- Task material -
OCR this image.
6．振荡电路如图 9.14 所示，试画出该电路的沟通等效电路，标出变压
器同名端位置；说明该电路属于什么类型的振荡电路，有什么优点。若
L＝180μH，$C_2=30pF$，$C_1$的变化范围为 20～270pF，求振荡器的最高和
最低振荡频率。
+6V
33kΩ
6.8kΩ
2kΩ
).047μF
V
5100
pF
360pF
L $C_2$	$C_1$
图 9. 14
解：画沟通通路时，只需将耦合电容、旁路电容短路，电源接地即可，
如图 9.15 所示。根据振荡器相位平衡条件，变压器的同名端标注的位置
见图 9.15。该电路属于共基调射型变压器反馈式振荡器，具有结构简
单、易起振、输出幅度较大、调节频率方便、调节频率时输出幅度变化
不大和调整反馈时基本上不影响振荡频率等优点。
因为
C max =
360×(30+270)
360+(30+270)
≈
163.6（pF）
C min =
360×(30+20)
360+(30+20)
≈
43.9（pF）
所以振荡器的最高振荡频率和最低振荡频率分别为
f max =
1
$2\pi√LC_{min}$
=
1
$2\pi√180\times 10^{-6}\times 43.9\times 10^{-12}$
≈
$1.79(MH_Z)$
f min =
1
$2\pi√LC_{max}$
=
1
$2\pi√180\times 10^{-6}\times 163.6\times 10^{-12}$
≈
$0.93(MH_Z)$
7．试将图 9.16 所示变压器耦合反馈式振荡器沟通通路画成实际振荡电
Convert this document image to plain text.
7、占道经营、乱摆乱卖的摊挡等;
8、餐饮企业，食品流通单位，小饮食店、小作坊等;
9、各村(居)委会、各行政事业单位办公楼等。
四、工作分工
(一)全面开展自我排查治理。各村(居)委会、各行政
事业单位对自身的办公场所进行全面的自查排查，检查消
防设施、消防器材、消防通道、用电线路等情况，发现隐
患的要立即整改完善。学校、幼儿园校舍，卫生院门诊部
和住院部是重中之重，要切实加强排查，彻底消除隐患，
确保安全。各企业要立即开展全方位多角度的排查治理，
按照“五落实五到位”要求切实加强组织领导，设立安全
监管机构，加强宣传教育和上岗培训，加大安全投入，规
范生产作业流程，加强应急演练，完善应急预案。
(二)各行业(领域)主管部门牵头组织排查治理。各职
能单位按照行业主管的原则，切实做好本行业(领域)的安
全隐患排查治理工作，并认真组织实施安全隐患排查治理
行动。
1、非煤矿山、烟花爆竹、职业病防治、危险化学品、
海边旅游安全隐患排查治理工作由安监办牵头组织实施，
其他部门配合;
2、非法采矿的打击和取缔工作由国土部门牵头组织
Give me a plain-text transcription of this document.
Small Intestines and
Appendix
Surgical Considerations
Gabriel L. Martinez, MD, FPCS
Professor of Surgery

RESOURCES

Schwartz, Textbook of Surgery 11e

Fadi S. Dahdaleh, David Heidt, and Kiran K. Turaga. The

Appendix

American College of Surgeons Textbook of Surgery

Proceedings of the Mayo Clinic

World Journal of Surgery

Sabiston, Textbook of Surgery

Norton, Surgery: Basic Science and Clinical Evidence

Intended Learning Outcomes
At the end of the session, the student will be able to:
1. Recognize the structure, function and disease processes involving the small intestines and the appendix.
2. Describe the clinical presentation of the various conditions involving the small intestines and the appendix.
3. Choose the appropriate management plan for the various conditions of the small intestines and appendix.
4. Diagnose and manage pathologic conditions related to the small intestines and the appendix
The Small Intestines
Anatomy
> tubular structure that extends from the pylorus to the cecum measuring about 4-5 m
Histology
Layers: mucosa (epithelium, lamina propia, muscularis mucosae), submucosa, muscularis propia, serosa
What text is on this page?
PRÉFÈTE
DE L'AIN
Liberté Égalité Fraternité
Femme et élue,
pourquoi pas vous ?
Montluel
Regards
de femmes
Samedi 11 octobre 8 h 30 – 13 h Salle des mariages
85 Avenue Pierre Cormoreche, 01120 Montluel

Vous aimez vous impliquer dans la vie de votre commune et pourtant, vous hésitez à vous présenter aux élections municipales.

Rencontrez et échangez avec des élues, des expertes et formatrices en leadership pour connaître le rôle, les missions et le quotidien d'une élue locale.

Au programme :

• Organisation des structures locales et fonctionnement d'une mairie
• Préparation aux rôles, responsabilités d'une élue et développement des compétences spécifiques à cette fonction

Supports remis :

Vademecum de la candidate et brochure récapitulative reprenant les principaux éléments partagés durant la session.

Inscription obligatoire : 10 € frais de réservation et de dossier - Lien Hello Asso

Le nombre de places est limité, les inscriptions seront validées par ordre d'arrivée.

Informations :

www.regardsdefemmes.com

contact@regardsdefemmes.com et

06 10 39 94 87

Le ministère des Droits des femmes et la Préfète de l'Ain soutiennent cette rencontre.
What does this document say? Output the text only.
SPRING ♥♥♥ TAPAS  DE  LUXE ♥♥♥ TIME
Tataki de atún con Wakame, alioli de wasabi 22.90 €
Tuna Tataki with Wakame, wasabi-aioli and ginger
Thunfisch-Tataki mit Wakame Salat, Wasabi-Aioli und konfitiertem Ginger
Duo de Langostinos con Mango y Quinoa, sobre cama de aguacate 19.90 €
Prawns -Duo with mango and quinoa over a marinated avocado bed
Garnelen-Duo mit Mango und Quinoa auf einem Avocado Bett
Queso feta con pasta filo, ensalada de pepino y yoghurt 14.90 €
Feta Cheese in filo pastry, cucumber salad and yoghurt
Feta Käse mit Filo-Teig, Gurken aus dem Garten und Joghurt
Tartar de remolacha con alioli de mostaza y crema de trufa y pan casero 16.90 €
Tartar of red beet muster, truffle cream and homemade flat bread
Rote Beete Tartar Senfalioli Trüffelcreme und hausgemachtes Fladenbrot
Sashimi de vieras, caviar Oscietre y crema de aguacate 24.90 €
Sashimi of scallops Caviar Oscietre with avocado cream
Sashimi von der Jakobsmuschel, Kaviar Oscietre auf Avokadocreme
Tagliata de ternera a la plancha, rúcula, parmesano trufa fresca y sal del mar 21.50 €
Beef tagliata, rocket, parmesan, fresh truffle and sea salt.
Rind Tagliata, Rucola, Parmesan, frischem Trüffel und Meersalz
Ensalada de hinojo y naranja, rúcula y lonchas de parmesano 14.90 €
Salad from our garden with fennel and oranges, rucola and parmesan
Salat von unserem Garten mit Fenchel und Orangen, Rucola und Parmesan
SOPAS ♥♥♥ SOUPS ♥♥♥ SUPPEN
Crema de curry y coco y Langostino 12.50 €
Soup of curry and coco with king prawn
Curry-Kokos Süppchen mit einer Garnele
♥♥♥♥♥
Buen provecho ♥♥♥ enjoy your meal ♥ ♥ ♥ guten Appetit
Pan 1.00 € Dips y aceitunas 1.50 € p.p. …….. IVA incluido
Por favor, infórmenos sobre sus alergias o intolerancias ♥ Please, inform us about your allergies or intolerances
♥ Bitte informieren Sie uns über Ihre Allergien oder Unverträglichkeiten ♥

- Request -
Return all of the above records exactly, leaving no line out.

- Answer to this problem -
OCR this image.
6．振荡电路如图 9.14 所示，试画出该电路的沟通等效电路，标出变压
器同名端位置；说明该电路属于什么类型的振荡电路，有什么优点。若
L＝180μH，$C_2=30pF$，$C_1$的变化范围为 20～270pF，求振荡器的最高和
最低振荡频率。
+6V
33kΩ
6.8kΩ
2kΩ
).047μF
V
5100
pF
360pF
L $C_2$	$C_1$
图 9. 14
解：画沟通通路时，只需将耦合电容、旁路电容短路，电源接地即可，
如图 9.15 所示。根据振荡器相位平衡条件，变压器的同名端标注的位置
见图 9.15。该电路属于共基调射型变压器反馈式振荡器，具有结构简
单、易起振、输出幅度较大、调节频率方便、调节频率时输出幅度变化
不大和调整反馈时基本上不影响振荡频率等优点。
因为
C max =
360×(30+270)
360+(30+270)
≈
163.6（pF）
C min =
360×(30+20)
360+(30+20)
≈
43.9（pF）
所以振荡器的最高振荡频率和最低振荡频率分别为
f max =
1
$2\pi√LC_{min}$
=
1
$2\pi√180\times 10^{-6}\times 43.9\times 10^{-12}$
≈
$1.79(MH_Z)$
f min =
1
$2\pi√LC_{max}$
=
1
$2\pi√180\times 10^{-6}\times 163.6\times 10^{-12}$
≈
$0.93(MH_Z)$
7．试将图 9.16 所示变压器耦合反馈式振荡器沟通通路画成实际振荡电
Convert this document image to plain text.
7、占道经营、乱摆乱卖的摊挡等;
8、餐饮企业，食品流通单位，小饮食店、小作坊等;
9、各村(居)委会、各行政事业单位办公楼等。
四、工作分工
(一)全面开展自我排查治理。各村(居)委会、各行政
事业单位对自身的办公场所进行全面的自查排查，检查消
防设施、消防器材、消防通道、用电线路等情况，发现隐
患的要立即整改完善。学校、幼儿园校舍，卫生院门诊部
和住院部是重中之重，要切实加强排查，彻底消除隐患，
确保安全。各企业要立即开展全方位多角度的排查治理，
按照“五落实五到位”要求切实加强组织领导，设立安全
监管机构，加强宣传教育和上岗培训，加大安全投入，规
范生产作业流程，加强应急演练，完善应急预案。
(二)各行业(领域)主管部门牵头组织排查治理。各职
能单位按照行业主管的原则，切实做好本行业(领域)的安
全隐患排查治理工作，并认真组织实施安全隐患排查治理
行动。
1、非煤矿山、烟花爆竹、职业病防治、危险化学品、
海边旅游安全隐患排查治理工作由安监办牵头组织实施，
其他部门配合;
2、非法采矿的打击和取缔工作由国土部门牵头组织
Give me a plain-text transcription of this document.
Small Intestines and
Appendix
Surgical Considerations
Gabriel L. Martinez, MD, FPCS
Professor of Surgery

RESOURCES

Schwartz, Textbook of Surgery 11e

Fadi S. Dahdaleh, David Heidt, and Kiran K. Turaga. The

Appendix

American College of Surgeons Textbook of Surgery

Proceedings of the Mayo Clinic

World Journal of Surgery

Sabiston, Textbook of Surgery

Norton, Surgery: Basic Science and Clinical Evidence

Intended Learning Outcomes
At the end of the session, the student will be able to:
1. Recognize the structure, function and disease processes involving the small intestines and the appendix.
2. Describe the clinical presentation of the various conditions involving the small intestines and the appendix.
3. Choose the appropriate management plan for the various conditions of the small intestines and appendix.
4. Diagnose and manage pathologic conditions related to the small intestines and the appendix
The Small Intestines
Anatomy
> tubular structure that extends from the pylorus to the cecum measuring about 4-5 m
Histology
Layers: mucosa (epithelium, lamina propia, muscularis mucosae), submucosa, muscularis propia, serosa
What text is on this page?
PRÉFÈTE
DE L'AIN
Liberté Égalité Fraternité
Femme et élue,
pourquoi pas vous ?
Montluel
Regards
de femmes
Samedi 11 octobre 8 h 30 – 13 h Salle des mariages
85 Avenue Pierre Cormoreche, 01120 Montluel

Vous aimez vous impliquer dans la vie de votre commune et pourtant, vous hésitez à vous présenter aux élections municipales.

Rencontrez et échangez avec des élues, des expertes et formatrices en leadership pour connaître le rôle, les missions et le quotidien d'une élue locale.

Au programme :

• Organisation des structures locales et fonctionnement d'une mairie
• Préparation aux rôles, responsabilités d'une élue et développement des compétences spécifiques à cette fonction

Supports remis :

Vademecum de la candidate et brochure récapitulative reprenant les principaux éléments partagés durant la session.

Inscription obligatoire : 10 € frais de réservation et de dossier - Lien Hello Asso

Le nombre de places est limité, les inscriptions seront validées par ordre d'arrivée.

Informations :

www.regardsdefemmes.com

contact@regardsdefemmes.com et

06 10 39 94 87

Le ministère des Droits des femmes et la Préfète de l'Ain soutiennent cette rencontre.
What does this document say? Output the text only.
SPRING ♥♥♥ TAPAS  DE  LUXE ♥♥♥ TIME
Tataki de atún con Wakame, alioli de wasabi 22.90 €
Tuna Tataki with Wakame, wasabi-aioli and ginger
Thunfisch-Tataki mit Wakame Salat, Wasabi-Aioli und konfitiertem Ginger
Duo de Langostinos con Mango y Quinoa, sobre cama de aguacate 19.90 €
Prawns -Duo with mango and quinoa over a marinated avocado bed
Garnelen-Duo mit Mango und Quinoa auf einem Avocado Bett
Queso feta con pasta filo, ensalada de pepino y yoghurt 14.90 €
Feta Cheese in filo pastry, cucumber salad and yoghurt
Feta Käse mit Filo-Teig, Gurken aus dem Garten und Joghurt
Tartar de remolacha con alioli de mostaza y crema de trufa y pan casero 16.90 €
Tartar of red beet muster, truffle cream and homemade flat bread
Rote Beete Tartar Senfalioli Trüffelcreme und hausgemachtes Fladenbrot
Sashimi de vieras, caviar Oscietre y crema de aguacate 24.90 €
Sashimi of scallops Caviar Oscietre with avocado cream
Sashimi von der Jakobsmuschel, Kaviar Oscietre auf Avokadocreme
Tagliata de ternera a la plancha, rúcula, parmesano trufa fresca y sal del mar 21.50 €
Beef tagliata, rocket, parmesan, fresh truffle and sea salt.
Rind Tagliata, Rucola, Parmesan, frischem Trüffel und Meersalz
Ensalada de hinojo y naranja, rúcula y lonchas de parmesano 14.90 €
Salad from our garden with fennel and oranges, rucola and parmesan
Salat von unserem Garten mit Fenchel und Orangen, Rucola und Parmesan
SOPAS ♥♥♥ SOUPS ♥♥♥ SUPPEN
Crema de curry y coco y Langostino 12.50 €
Soup of curry and coco with king prawn
Curry-Kokos Süppchen mit einer Garnele
♥♥♥♥♥
Buen provecho ♥♥♥ enjoy your meal ♥ ♥ ♥ guten Appetit
Pan 1.00 € Dips y aceitunas 1.50 € p.p. …….. IVA incluido
Por favor, infórmenos sobre sus alergias o intolerancias ♥ Please, inform us about your allergies or intolerances
♥ Bitte informieren Sie uns über Ihre Allergien oder Unverträglichkeiten ♥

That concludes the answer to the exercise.